** What you are asked to do **
Among the entries below, how many lines have the word "this"? Answer only with the number.

Web page and app entries

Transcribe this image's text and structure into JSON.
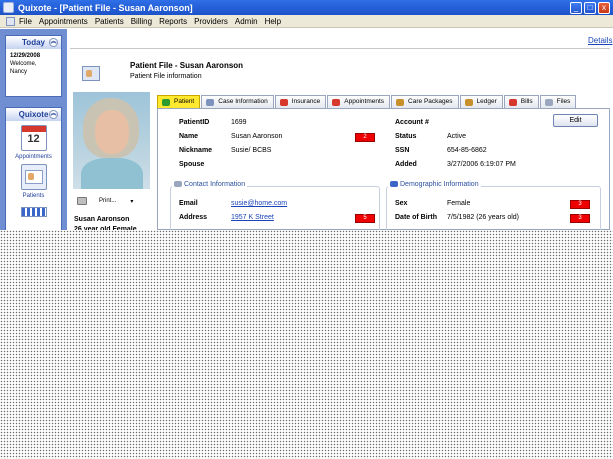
{
  "window": {
    "title": "Quixote - [Patient File - Susan Aaronson]",
    "buttons": [
      "_",
      "□",
      "x"
    ]
  },
  "menubar": {
    "items": [
      "File",
      "Appointments",
      "Patients",
      "Billing",
      "Reports",
      "Providers",
      "Admin",
      "Help"
    ]
  },
  "sidebar": {
    "today": {
      "header": "Today",
      "date": "12/29/2008",
      "welcome": "Welcome,",
      "user": "Nancy"
    },
    "quixote": {
      "header": "Quixote",
      "calendar_day": "12",
      "items": [
        {
          "label": "Appointments",
          "icon": "calendar-icon"
        },
        {
          "label": "Patients",
          "icon": "patient-card-icon"
        }
      ]
    }
  },
  "header": {
    "details_link": "Details",
    "title": "Patient File - Susan Aaronson",
    "subtitle": "Patient File information"
  },
  "profile": {
    "print_label": "Print...",
    "print_caret": "▾",
    "name": "Susan Aaronson",
    "age_gender": "26 year old Female"
  },
  "tabs": [
    {
      "label": "Patient",
      "active": true,
      "icon_color": "#2c9a2c"
    },
    {
      "label": "Case Information",
      "active": false,
      "icon_color": "#7d92bc"
    },
    {
      "label": "Insurance",
      "active": false,
      "icon_color": "#d6382d"
    },
    {
      "label": "Appointments",
      "active": false,
      "icon_color": "#d6382d"
    },
    {
      "label": "Care Packages",
      "active": false,
      "icon_color": "#c7902a"
    },
    {
      "label": "Ledger",
      "active": false,
      "icon_color": "#c7902a"
    },
    {
      "label": "Bills",
      "active": false,
      "icon_color": "#d6382d"
    },
    {
      "label": "Files",
      "active": false,
      "icon_color": "#9aa6bd"
    }
  ],
  "patient": {
    "edit_label": "Edit",
    "left": [
      {
        "label": "PatientID",
        "value": "1699"
      },
      {
        "label": "Name",
        "value": "Susan Aaronson",
        "badge": "2"
      },
      {
        "label": "Nickname",
        "value": "Susie/ BCBS"
      },
      {
        "label": "Spouse",
        "value": ""
      }
    ],
    "right": [
      {
        "label": "Account #",
        "value": ""
      },
      {
        "label": "Status",
        "value": "Active"
      },
      {
        "label": "SSN",
        "value": "654-85-6862"
      },
      {
        "label": "Added",
        "value": "3/27/2006 6:19:07 PM"
      }
    ],
    "contact": {
      "title": "Contact Information",
      "email_label": "Email",
      "email_value": "susie@home.com",
      "address_label": "Address",
      "address_value": "1957 K Street",
      "address_badge": "5"
    },
    "demographic": {
      "title": "Demographic Information",
      "sex_label": "Sex",
      "sex_value": "Female",
      "sex_badge": "3",
      "dob_label": "Date of Birth",
      "dob_value": "7/5/1982 (26 years old)",
      "dob_badge": "3"
    }
  },
  "colors": {
    "title_bar": "#2f6fe8",
    "sidebar": "#6f8fd2",
    "active_tab": "#ffe92e",
    "badge": "#ee0000",
    "link": "#1a45b8"
  }
}
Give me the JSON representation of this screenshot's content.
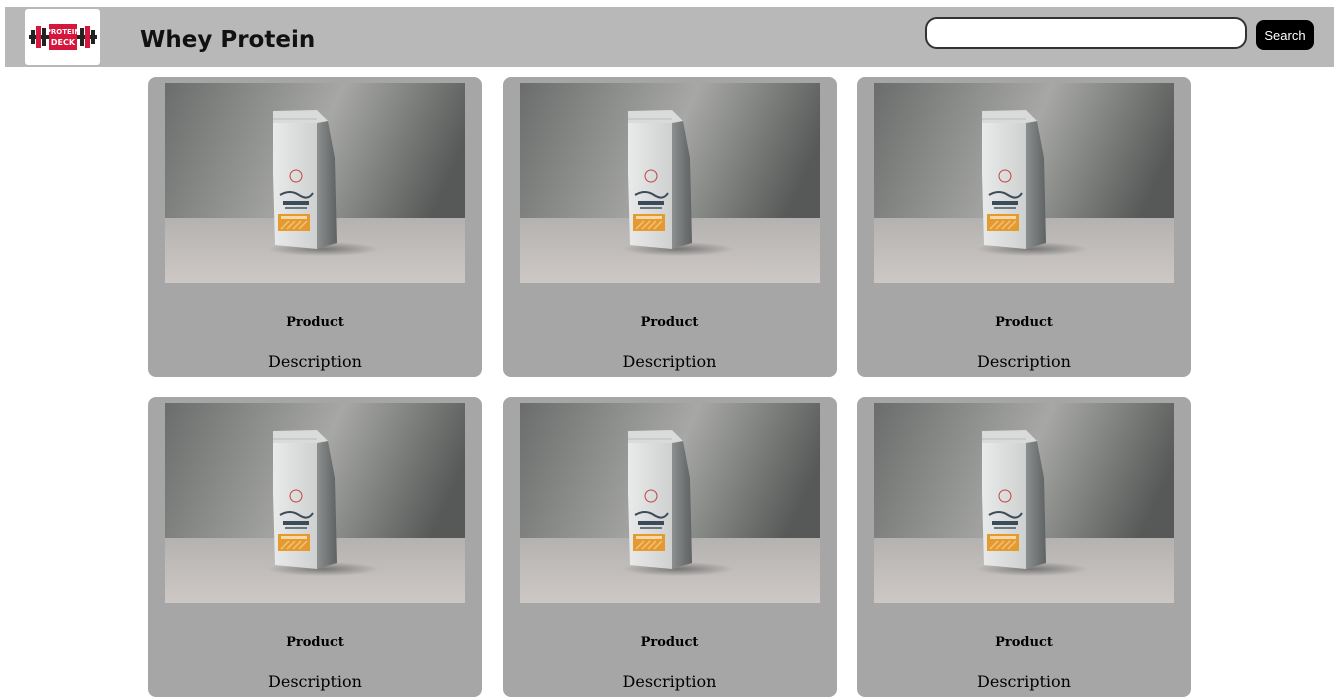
{
  "header": {
    "title": "Whey Protein",
    "logo_text": [
      "PROTEIN",
      "DECK"
    ]
  },
  "search": {
    "value": "",
    "placeholder": "",
    "button_label": "Search"
  },
  "products": [
    {
      "name": "Product",
      "description": "Description",
      "image": "coffee-bag-photo"
    },
    {
      "name": "Product",
      "description": "Description",
      "image": "coffee-bag-photo"
    },
    {
      "name": "Product",
      "description": "Description",
      "image": "coffee-bag-photo"
    },
    {
      "name": "Product",
      "description": "Description",
      "image": "coffee-bag-photo"
    },
    {
      "name": "Product",
      "description": "Description",
      "image": "coffee-bag-photo"
    },
    {
      "name": "Product",
      "description": "Description",
      "image": "coffee-bag-photo"
    }
  ],
  "colors": {
    "header_bg": "#b8b8b8",
    "card_bg": "#a6a6a6",
    "logo_red": "#d6163c",
    "button_bg": "#000000"
  }
}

** Worked solution **
2